======== DATA SUPPLIED
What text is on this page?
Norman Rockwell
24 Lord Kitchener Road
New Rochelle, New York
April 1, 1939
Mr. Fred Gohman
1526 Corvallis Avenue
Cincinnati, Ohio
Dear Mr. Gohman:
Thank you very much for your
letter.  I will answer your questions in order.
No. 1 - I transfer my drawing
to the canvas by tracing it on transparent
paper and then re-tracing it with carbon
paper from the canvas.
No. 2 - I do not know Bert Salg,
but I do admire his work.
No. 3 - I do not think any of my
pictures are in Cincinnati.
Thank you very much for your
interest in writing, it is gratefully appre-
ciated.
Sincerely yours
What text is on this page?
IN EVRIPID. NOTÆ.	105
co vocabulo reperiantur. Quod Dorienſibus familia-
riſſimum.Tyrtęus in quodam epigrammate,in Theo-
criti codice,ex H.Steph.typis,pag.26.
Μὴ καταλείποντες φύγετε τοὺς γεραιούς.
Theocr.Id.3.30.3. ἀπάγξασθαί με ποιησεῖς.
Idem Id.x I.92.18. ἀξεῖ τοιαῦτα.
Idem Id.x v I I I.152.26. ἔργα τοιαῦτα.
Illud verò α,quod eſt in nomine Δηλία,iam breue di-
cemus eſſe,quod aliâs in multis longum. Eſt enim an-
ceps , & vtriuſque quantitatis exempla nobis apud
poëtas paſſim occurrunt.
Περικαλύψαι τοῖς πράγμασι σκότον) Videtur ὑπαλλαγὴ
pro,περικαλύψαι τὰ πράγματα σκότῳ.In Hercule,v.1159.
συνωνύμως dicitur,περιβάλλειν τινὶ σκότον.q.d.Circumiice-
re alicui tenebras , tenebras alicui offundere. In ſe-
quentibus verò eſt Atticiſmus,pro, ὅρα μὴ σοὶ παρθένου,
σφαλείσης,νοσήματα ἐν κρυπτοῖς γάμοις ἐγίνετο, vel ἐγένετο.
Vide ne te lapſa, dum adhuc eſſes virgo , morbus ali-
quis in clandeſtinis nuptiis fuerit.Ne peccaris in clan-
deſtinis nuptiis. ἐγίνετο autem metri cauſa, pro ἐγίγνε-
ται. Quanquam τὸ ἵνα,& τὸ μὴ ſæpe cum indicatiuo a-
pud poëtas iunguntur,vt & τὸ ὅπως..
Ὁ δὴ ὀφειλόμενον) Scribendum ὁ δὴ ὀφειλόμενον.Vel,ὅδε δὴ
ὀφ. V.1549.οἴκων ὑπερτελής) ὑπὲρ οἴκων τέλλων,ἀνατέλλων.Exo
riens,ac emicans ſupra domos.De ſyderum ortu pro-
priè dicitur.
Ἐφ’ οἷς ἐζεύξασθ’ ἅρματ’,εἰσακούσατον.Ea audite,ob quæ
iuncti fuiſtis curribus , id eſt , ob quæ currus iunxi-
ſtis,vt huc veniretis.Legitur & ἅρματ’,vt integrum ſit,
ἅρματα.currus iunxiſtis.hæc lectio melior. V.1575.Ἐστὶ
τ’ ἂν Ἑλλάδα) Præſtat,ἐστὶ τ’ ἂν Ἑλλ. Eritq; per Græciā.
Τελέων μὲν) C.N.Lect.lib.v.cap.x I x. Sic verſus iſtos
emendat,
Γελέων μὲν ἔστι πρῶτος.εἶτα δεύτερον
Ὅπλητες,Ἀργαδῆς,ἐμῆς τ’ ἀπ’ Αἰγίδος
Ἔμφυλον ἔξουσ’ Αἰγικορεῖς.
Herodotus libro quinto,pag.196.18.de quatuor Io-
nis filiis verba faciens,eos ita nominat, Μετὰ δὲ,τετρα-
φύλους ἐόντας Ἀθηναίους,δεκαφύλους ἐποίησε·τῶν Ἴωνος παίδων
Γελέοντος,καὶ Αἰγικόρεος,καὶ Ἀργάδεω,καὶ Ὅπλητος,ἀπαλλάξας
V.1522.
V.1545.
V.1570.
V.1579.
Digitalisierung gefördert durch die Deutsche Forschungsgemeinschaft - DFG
================
## [TO DO]
Find the lines containing "tracing" and list every one of them.

## [WRITTEN SOLUTION]
to the canvas by tracing it on transparent
paper and then re-tracing it with carbon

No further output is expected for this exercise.